What you should do
Arrange the lines of each record below as a numbered list, omitting any blank lines.

begin Task material

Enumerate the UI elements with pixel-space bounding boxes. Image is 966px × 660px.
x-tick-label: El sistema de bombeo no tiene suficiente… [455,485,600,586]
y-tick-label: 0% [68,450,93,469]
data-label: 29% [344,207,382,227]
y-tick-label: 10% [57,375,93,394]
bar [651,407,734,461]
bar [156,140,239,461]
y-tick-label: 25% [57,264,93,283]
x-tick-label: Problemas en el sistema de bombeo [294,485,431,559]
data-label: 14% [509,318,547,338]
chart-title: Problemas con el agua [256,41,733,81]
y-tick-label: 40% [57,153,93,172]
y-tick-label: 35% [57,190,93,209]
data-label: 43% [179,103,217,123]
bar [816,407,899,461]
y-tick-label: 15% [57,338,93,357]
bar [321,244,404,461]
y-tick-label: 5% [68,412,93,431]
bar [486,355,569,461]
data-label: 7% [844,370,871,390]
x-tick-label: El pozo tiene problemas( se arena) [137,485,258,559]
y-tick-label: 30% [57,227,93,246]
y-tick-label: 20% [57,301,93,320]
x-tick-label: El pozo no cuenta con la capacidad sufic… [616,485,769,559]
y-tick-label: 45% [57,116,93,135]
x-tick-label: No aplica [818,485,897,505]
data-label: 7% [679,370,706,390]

end Task material

Written answer
1. Enumerate the UI elements with pixel-space bounding boxes. Image is 966px × 660px.
2. x-tick-label: El sistema de bombeo no tiene suficiente… [455,485,600,586]
3. y-tick-label: 0% [68,450,93,469]
4. data-label: 29% [344,207,382,227]
5. y-tick-label: 10% [57,375,93,394]
6. bar [651,407,734,461]
7. bar [156,140,239,461]
8. y-tick-label: 25% [57,264,93,283]
9. x-tick-label: Problemas en el sistema de bombeo [294,485,431,559]
10. data-label: 14% [509,318,547,338]
11. chart-title: Problemas con el agua [256,41,733,81]
12. y-tick-label: 40% [57,153,93,172]
13. y-tick-label: 35% [57,190,93,209]
14. data-label: 43% [179,103,217,123]
15. bar [816,407,899,461]
16. y-tick-label: 15% [57,338,93,357]
17. bar [321,244,404,461]
18. y-tick-label: 5% [68,412,93,431]
19. bar [486,355,569,461]
20. data-label: 7% [844,370,871,390]
21. x-tick-label: El pozo tiene problemas( se arena) [137,485,258,559]
22. y-tick-label: 30% [57,227,93,246]
23. y-tick-label: 20% [57,301,93,320]
24. x-tick-label: El pozo no cuenta con la capacidad sufic… [616,485,769,559]
25. y-tick-label: 45% [57,116,93,135]
26. x-tick-label: No aplica [818,485,897,505]
27. data-label: 7% [679,370,706,390]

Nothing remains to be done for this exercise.